(Stored items from a collection)
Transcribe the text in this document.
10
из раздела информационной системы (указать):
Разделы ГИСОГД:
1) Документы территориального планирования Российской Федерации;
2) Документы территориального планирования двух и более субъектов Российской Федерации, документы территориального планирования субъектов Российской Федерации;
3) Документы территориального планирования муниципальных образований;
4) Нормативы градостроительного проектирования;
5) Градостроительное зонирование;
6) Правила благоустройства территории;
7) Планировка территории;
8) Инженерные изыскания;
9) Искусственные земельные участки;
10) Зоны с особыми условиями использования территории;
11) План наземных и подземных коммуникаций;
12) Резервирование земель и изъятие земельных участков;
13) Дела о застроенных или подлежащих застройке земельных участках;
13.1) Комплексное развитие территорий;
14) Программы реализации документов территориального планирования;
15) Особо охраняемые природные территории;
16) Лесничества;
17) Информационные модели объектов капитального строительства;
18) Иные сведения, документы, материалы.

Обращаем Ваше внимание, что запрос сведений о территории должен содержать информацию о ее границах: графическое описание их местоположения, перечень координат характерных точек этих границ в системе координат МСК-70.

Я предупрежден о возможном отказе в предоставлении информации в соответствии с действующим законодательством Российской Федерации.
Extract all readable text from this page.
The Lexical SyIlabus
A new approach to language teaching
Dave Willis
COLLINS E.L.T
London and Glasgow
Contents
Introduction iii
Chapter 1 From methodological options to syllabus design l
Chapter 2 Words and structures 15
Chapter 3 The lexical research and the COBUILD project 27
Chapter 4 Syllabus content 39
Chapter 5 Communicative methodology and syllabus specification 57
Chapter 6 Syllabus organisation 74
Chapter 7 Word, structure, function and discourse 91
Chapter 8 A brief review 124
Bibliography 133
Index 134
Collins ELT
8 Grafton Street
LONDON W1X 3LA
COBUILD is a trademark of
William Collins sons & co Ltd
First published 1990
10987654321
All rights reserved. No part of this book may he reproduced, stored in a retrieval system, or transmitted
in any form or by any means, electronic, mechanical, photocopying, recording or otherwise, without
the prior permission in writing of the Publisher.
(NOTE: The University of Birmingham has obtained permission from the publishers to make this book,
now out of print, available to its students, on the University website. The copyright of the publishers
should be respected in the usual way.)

Exercise prompt
Copy every line above that holds the word "University".

The answer
(NOTE: The University of Birmingham has obtained permission from the publishers to make this book,
now out of print, available to its students, on the University website. The copyright of the publishers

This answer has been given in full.